§ **Short task**
State the number of lines in these records holding "right". Say nothing more.

§ **Dataset records**
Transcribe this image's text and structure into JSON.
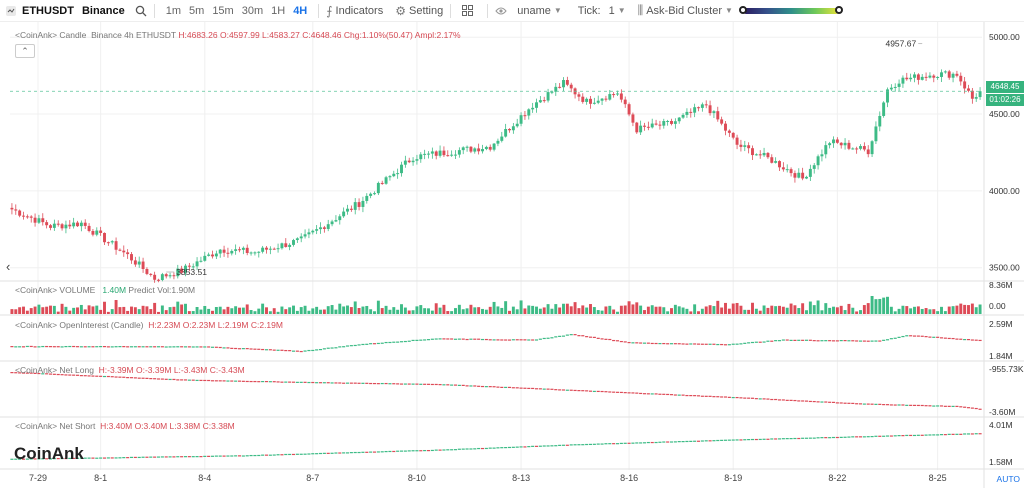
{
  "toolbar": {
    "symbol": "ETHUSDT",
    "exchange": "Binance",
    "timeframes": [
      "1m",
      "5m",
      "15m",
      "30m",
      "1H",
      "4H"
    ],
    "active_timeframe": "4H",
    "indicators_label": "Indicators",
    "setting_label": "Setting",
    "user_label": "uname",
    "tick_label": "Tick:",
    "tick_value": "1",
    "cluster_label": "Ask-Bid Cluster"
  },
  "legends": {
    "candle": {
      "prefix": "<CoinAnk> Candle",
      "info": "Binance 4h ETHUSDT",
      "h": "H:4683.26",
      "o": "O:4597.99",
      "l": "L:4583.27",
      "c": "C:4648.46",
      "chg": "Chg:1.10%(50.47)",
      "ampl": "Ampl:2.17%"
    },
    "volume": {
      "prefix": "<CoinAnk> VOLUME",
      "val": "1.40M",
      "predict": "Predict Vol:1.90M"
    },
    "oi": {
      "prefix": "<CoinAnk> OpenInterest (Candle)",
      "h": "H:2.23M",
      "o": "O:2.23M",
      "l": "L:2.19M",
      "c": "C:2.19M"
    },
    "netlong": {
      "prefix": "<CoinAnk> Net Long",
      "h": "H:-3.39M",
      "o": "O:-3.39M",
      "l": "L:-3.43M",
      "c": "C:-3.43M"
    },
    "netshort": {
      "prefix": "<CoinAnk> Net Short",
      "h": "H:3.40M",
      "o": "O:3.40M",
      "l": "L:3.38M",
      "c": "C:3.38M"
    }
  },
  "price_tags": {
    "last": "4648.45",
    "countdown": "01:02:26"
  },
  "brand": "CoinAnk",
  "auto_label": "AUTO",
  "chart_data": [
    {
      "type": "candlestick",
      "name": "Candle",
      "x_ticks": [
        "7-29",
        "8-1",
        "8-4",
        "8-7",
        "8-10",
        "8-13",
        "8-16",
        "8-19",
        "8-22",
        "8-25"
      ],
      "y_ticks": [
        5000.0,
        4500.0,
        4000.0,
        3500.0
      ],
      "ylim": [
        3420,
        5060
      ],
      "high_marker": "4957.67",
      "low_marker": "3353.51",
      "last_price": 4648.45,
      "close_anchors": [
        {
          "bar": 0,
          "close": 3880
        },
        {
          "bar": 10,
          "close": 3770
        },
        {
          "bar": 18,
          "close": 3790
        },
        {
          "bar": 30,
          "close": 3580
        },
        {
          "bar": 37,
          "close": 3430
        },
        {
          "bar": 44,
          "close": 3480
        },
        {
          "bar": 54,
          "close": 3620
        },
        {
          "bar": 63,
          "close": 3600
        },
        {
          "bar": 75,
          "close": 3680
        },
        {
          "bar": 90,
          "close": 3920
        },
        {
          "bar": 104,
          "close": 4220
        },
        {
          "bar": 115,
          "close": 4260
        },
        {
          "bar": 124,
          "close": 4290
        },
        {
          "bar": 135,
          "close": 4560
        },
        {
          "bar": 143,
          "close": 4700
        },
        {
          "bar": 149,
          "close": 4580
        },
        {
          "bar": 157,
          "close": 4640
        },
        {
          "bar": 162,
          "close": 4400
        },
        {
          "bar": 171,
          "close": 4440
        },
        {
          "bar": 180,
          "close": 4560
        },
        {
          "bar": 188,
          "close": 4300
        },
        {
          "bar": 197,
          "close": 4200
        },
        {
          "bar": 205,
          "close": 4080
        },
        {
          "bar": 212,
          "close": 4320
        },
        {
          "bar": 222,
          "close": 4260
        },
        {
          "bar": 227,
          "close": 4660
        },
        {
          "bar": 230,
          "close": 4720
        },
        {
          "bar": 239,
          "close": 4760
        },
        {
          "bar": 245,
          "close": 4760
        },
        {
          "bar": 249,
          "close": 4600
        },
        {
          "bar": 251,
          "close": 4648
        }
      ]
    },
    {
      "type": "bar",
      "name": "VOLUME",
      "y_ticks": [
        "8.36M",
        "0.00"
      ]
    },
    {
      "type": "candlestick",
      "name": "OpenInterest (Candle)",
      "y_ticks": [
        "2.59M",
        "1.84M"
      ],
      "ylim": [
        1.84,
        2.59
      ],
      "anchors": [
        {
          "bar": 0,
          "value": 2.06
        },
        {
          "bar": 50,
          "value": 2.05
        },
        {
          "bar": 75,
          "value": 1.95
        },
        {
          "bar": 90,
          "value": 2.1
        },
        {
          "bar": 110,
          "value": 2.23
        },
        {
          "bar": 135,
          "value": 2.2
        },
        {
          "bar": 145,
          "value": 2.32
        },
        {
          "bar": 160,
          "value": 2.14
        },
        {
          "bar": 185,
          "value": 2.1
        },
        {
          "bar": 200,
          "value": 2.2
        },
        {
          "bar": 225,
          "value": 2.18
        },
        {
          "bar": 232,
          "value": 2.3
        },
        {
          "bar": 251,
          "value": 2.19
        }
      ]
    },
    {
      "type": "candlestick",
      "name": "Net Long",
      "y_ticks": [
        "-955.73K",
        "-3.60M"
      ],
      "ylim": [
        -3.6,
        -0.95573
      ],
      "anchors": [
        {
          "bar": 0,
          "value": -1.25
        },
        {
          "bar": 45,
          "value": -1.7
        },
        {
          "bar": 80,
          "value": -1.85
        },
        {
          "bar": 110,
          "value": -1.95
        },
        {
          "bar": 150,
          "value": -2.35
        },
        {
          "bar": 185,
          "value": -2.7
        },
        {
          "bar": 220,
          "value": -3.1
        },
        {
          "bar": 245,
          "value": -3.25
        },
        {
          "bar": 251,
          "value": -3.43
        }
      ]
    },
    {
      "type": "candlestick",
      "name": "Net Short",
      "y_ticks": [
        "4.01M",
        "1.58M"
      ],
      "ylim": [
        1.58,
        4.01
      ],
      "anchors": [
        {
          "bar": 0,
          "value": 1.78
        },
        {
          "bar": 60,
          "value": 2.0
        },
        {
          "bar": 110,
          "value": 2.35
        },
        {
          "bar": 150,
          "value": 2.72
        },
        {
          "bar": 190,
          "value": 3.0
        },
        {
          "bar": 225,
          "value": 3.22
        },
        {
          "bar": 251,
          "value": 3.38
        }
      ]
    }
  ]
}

--

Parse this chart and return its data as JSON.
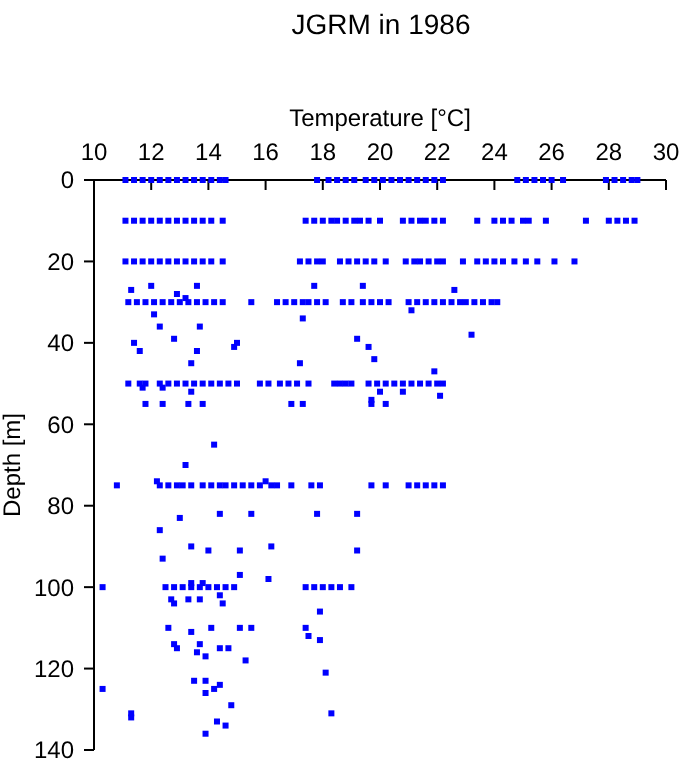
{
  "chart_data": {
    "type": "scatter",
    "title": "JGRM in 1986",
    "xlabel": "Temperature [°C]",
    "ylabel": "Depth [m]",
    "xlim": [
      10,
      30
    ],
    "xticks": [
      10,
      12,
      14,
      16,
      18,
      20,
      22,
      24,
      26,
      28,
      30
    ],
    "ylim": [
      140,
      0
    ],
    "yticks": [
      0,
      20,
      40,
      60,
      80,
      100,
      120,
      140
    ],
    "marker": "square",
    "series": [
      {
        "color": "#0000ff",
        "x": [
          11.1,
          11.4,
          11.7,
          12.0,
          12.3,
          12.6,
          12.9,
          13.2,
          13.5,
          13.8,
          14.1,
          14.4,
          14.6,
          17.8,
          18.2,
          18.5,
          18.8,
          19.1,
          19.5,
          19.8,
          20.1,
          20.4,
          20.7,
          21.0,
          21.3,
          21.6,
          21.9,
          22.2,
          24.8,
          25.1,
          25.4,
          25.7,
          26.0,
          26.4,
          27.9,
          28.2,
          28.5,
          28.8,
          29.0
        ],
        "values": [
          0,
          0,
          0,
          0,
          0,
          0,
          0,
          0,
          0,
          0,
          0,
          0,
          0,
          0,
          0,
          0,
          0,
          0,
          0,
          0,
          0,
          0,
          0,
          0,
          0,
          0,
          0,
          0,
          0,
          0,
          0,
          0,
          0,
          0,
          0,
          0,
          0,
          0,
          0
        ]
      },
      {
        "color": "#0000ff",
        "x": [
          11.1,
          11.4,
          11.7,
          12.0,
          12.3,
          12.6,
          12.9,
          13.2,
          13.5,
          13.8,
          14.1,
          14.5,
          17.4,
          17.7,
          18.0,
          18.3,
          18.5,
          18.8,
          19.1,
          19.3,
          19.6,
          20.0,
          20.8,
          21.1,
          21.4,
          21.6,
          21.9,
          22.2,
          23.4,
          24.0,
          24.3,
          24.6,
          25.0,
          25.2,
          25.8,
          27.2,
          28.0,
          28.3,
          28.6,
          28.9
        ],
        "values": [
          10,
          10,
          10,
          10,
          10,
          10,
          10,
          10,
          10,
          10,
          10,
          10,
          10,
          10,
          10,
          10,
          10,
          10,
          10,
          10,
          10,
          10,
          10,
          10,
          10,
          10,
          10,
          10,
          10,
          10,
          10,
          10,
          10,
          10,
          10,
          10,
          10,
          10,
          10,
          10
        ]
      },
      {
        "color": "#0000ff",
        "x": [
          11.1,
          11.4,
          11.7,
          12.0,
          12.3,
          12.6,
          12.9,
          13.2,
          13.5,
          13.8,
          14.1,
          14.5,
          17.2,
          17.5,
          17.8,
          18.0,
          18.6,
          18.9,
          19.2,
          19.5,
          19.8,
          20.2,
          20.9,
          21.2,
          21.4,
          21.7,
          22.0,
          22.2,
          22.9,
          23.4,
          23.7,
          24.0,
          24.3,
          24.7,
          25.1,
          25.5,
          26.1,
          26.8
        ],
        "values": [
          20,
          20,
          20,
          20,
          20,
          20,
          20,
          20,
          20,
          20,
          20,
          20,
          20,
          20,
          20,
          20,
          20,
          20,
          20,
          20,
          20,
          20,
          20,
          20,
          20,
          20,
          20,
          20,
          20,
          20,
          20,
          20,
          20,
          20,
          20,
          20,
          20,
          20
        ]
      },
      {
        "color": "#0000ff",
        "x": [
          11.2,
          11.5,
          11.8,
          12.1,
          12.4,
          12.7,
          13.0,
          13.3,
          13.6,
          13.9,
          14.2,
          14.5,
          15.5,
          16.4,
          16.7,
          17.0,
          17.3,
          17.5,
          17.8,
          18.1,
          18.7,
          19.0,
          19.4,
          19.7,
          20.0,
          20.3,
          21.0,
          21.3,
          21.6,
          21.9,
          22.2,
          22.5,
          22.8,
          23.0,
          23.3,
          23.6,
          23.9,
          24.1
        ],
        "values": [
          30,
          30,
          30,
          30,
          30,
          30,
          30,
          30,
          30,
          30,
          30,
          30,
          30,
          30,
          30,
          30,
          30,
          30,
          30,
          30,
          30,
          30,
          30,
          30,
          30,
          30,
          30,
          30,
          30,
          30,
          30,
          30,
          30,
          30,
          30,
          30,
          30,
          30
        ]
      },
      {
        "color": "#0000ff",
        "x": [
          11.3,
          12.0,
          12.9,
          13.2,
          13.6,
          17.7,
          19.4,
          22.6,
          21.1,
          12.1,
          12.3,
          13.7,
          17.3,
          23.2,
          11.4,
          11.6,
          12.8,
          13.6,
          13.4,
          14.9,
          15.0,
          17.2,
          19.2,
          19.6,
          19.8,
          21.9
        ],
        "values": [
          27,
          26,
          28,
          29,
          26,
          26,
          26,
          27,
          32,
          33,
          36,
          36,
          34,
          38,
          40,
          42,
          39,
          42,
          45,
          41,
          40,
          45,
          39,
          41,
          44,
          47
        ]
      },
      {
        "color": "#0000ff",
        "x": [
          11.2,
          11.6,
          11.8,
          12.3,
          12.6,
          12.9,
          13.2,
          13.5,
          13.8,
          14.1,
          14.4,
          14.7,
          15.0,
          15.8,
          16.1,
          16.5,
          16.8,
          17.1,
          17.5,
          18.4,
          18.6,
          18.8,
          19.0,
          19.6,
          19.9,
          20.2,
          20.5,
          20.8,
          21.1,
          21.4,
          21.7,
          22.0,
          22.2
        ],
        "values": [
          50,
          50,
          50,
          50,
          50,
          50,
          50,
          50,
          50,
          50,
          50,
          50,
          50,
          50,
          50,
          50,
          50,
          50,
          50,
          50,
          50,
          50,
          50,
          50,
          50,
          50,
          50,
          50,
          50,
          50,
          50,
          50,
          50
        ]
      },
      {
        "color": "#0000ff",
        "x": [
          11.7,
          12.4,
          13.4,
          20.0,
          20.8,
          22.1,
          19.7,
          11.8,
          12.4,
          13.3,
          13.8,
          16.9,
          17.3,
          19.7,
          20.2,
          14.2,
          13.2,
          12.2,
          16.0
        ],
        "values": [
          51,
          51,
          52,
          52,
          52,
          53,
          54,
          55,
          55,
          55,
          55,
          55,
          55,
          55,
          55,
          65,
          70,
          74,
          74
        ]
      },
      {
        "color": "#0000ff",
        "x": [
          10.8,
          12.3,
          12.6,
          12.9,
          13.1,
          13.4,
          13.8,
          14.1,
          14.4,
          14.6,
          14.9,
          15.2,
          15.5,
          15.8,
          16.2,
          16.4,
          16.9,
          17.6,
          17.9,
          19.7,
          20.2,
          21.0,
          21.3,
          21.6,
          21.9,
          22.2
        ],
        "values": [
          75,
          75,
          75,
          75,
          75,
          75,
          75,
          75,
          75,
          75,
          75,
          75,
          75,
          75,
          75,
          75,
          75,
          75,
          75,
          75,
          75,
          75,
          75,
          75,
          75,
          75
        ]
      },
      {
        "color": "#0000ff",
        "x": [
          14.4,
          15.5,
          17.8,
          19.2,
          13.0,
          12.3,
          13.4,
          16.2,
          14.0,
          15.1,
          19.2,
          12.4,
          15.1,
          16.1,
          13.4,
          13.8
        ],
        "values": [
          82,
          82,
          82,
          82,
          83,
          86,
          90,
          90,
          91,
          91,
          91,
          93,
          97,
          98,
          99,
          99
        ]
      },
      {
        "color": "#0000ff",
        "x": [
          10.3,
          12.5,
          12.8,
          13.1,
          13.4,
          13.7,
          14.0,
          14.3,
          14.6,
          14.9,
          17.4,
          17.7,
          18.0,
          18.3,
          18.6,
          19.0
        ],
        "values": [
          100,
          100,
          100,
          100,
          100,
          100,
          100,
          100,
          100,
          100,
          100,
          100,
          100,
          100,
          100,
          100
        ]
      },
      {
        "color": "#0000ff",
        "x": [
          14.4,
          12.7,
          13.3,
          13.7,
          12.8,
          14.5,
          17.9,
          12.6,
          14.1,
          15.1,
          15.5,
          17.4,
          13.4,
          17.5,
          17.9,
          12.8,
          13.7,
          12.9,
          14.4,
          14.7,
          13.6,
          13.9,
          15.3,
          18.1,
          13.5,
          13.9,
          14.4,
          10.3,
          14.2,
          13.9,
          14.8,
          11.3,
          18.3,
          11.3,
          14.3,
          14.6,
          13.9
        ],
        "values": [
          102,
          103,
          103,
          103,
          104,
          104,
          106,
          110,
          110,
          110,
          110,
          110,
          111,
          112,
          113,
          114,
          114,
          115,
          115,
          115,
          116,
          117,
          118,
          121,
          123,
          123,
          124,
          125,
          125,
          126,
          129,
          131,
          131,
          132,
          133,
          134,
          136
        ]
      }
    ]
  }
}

--

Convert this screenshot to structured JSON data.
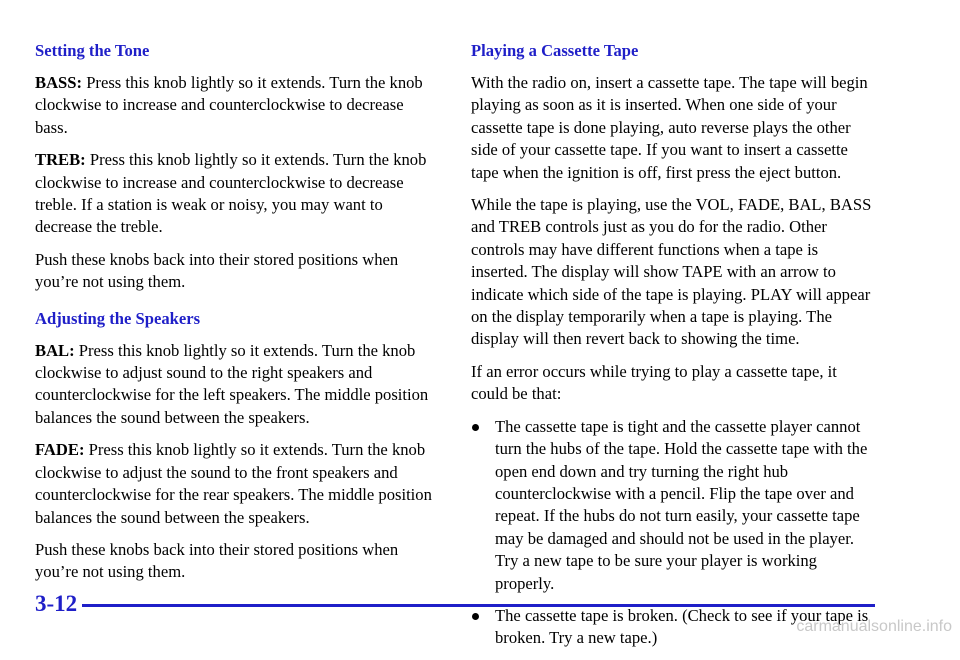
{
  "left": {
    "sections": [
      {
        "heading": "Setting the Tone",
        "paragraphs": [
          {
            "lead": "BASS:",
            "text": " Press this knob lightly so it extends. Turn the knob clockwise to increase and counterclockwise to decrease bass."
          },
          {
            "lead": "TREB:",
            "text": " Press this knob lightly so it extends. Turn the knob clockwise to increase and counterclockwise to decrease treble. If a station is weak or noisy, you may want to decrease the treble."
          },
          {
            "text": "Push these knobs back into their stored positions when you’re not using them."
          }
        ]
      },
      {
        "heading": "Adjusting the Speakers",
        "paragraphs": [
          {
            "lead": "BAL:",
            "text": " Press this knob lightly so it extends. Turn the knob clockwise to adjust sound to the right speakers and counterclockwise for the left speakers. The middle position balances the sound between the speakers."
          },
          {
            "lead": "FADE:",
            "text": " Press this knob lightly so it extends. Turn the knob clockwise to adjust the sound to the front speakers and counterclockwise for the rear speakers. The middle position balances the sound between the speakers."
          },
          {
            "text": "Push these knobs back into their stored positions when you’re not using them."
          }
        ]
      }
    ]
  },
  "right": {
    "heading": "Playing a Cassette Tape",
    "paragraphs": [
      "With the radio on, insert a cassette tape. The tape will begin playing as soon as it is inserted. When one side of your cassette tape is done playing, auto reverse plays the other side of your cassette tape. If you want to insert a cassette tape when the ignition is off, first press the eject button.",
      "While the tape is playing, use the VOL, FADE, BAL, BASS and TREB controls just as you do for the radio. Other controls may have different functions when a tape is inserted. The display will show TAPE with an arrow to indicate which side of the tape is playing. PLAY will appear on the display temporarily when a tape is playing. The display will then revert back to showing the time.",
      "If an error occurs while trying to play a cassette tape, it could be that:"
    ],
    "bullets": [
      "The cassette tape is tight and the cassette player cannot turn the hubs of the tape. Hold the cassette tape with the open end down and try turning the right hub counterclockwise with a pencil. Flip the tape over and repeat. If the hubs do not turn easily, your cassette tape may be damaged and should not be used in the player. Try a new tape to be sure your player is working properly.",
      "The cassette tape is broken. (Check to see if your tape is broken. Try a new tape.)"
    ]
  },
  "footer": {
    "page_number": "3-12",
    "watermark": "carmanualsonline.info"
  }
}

§ **Correct result**
3